Raw records:
= = = = = = =

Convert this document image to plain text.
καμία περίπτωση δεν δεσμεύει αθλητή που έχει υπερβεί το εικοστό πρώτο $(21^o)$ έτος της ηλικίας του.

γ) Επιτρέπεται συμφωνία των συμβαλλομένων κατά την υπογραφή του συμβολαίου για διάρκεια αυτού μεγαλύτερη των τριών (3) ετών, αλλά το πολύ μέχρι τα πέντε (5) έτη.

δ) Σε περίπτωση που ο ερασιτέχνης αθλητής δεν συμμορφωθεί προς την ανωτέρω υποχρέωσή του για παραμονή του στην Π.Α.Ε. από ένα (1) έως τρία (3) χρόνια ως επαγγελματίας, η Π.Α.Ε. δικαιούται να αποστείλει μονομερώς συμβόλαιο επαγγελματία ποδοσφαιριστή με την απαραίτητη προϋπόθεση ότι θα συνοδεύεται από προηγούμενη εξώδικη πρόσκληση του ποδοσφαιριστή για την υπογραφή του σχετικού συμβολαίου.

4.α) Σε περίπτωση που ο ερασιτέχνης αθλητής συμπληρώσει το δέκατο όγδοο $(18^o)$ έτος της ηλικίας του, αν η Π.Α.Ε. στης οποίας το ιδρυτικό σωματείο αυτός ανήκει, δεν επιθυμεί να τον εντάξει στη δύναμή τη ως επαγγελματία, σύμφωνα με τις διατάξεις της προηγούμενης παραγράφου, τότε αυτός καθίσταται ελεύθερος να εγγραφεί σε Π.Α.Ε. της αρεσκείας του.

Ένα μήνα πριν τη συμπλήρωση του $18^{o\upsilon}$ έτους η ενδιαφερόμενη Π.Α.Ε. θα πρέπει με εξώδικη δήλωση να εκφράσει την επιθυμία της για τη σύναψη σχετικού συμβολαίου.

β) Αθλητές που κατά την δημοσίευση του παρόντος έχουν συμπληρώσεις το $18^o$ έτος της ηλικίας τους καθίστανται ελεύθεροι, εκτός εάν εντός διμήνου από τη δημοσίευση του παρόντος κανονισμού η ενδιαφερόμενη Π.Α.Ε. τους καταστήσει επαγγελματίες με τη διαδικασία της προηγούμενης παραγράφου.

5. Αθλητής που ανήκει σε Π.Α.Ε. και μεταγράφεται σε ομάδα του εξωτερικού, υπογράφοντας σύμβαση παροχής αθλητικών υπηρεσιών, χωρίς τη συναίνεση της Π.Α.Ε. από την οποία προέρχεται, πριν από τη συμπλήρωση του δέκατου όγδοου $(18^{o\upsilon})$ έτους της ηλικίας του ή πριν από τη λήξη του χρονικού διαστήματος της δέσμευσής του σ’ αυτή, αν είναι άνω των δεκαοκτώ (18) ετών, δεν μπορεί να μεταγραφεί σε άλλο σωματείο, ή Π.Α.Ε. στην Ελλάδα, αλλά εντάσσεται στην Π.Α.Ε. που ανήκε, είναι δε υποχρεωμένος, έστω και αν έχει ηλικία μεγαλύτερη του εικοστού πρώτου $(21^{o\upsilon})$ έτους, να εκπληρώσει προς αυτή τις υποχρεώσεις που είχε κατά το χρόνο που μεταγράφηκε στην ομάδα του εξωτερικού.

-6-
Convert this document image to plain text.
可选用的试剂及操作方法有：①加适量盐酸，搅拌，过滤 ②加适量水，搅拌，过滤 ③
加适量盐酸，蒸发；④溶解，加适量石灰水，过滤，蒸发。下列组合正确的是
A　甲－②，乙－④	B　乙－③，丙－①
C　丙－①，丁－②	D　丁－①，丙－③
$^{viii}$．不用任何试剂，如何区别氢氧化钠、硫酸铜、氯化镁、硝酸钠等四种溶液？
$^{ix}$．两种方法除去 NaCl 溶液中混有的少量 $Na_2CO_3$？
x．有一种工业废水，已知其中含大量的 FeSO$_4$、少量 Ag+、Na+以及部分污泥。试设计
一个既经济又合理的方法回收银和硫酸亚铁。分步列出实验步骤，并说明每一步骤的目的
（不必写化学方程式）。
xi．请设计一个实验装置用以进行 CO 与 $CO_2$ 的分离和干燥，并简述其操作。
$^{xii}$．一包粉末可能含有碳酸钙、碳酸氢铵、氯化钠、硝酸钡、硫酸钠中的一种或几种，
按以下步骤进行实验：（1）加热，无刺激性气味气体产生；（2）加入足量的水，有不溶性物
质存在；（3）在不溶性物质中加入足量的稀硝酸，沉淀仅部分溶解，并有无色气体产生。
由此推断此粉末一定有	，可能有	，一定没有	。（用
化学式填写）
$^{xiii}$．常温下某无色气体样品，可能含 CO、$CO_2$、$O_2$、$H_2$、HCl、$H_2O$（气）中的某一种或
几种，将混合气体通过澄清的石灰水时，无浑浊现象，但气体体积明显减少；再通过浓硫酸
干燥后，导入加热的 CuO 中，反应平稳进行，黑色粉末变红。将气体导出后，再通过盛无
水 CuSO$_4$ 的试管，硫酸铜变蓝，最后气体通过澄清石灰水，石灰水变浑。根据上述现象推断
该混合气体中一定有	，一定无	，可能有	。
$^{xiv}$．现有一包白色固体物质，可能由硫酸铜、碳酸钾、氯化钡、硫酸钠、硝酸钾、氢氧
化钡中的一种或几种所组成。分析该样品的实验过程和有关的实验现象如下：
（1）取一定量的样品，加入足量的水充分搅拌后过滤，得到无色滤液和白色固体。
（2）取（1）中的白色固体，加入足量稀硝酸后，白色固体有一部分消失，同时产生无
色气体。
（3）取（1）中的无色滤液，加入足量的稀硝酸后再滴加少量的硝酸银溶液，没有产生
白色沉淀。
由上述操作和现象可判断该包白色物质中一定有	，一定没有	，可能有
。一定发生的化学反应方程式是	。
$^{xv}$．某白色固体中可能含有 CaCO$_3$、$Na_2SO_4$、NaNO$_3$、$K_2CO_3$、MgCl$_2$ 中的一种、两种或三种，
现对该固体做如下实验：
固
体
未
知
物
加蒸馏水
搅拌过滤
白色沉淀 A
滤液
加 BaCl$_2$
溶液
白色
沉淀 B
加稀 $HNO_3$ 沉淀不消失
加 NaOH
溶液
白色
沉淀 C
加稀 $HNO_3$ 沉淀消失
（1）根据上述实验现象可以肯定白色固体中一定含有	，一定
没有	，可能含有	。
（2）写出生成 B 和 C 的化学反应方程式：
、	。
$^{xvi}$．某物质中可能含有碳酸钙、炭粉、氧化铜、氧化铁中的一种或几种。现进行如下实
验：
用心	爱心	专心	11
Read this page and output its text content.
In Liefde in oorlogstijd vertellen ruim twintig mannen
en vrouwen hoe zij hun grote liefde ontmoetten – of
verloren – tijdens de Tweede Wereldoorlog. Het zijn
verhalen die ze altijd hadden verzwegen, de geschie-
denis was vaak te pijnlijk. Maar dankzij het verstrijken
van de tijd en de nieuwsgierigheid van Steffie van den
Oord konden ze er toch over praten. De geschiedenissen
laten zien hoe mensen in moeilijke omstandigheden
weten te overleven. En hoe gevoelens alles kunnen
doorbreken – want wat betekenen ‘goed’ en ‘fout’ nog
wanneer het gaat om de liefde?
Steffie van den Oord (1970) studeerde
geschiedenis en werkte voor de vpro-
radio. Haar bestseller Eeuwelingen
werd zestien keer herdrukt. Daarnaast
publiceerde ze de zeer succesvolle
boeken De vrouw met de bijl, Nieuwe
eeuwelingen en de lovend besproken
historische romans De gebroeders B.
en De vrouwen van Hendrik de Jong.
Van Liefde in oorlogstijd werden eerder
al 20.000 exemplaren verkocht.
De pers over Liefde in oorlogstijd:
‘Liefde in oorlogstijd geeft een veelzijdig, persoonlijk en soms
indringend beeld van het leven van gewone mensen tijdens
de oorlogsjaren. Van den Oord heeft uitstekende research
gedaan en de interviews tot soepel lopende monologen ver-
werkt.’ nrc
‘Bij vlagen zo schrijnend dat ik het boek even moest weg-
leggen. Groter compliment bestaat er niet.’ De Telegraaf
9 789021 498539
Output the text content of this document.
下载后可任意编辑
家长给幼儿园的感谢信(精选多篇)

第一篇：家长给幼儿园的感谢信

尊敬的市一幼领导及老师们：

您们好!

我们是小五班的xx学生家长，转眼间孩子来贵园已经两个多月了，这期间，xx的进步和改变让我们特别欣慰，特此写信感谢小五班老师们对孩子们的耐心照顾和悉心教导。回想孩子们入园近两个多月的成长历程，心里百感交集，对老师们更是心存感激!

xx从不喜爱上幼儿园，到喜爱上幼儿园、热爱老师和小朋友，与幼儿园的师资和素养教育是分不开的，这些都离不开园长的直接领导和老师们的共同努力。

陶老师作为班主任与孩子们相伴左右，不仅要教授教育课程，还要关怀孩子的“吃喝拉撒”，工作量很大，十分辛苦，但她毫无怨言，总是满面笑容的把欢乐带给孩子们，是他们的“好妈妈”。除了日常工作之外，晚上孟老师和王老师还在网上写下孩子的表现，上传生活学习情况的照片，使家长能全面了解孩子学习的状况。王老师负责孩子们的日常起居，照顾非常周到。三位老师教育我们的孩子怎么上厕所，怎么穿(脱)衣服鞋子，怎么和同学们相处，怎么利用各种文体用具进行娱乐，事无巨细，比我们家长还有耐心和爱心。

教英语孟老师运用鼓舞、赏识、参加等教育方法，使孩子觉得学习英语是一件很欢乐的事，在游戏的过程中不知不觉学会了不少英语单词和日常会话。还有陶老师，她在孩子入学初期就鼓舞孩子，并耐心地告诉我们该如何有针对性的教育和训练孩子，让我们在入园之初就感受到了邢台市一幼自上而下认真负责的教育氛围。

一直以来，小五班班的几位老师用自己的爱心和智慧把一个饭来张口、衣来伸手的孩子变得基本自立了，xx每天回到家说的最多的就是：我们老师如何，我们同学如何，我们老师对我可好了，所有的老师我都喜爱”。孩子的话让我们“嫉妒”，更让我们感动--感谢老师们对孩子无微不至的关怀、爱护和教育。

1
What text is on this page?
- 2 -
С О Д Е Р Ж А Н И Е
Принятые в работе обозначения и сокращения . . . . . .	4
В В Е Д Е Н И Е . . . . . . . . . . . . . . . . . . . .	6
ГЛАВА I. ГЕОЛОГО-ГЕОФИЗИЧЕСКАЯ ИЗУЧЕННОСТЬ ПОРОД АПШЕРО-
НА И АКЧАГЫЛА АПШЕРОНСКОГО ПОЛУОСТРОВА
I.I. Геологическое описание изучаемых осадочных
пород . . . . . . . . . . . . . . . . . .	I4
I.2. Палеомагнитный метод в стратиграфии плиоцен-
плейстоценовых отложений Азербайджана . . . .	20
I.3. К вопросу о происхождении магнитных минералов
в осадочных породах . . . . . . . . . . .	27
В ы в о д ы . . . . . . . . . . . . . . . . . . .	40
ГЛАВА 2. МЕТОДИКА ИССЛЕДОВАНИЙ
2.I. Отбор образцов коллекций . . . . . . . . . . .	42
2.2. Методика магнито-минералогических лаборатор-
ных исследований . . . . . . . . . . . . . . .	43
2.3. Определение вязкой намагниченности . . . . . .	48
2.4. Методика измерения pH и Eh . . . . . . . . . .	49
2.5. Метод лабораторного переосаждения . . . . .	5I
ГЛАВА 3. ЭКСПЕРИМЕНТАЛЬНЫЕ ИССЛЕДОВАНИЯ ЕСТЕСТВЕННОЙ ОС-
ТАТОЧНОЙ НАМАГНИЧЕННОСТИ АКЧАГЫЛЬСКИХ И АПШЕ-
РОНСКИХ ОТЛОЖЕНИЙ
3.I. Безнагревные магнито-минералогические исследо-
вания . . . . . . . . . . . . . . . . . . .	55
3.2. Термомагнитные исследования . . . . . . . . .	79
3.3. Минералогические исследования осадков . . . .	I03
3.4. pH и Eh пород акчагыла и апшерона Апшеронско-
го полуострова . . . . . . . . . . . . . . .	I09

= = = = = = =

Exercise details: Find every line in the records above that holds the word "σωματείο", and copy each one.

Exercise result:
4.α) Σε περίπτωση που ο ερασιτέχνης αθλητής συμπληρώσει το δέκατο όγδοο $(18^o)$ έτος της ηλικίας του, αν η Π.Α.Ε. στης οποίας το ιδρυτικό σωματείο αυτός ανήκει, δεν επιθυμεί να τον εντάξει στη δύναμή τη ως επαγγελματία, σύμφωνα με τις διατάξεις της προηγούμενης παραγράφου, τότε αυτός καθίσταται ελεύθερος να εγγραφεί σε Π.Α.Ε. της αρεσκείας του.
5. Αθλητής που ανήκει σε Π.Α.Ε. και μεταγράφεται σε ομάδα του εξωτερικού, υπογράφοντας σύμβαση παροχής αθλητικών υπηρεσιών, χωρίς τη συναίνεση της Π.Α.Ε. από την οποία προέρχεται, πριν από τη συμπλήρωση του δέκατου όγδοου $(18^{o\upsilon})$ έτους της ηλικίας του ή πριν από τη λήξη του χρονικού διαστήματος της δέσμευσής του σ’ αυτή, αν είναι άνω των δεκαοκτώ (18) ετών, δεν μπορεί να μεταγραφεί σε άλλο σωματείο, ή Π.Α.Ε. στην Ελλάδα, αλλά εντάσσεται στην Π.Α.Ε. που ανήκε, είναι δε υποχρεωμένος, έστω και αν έχει ηλικία μεγαλύτερη του εικοστού πρώτου $(21^{o\upsilon})$ έτους, να εκπληρώσει προς αυτή τις υποχρεώσεις που είχε κατά το χρόνο που μεταγράφηκε στην ομάδα του εξωτερικού.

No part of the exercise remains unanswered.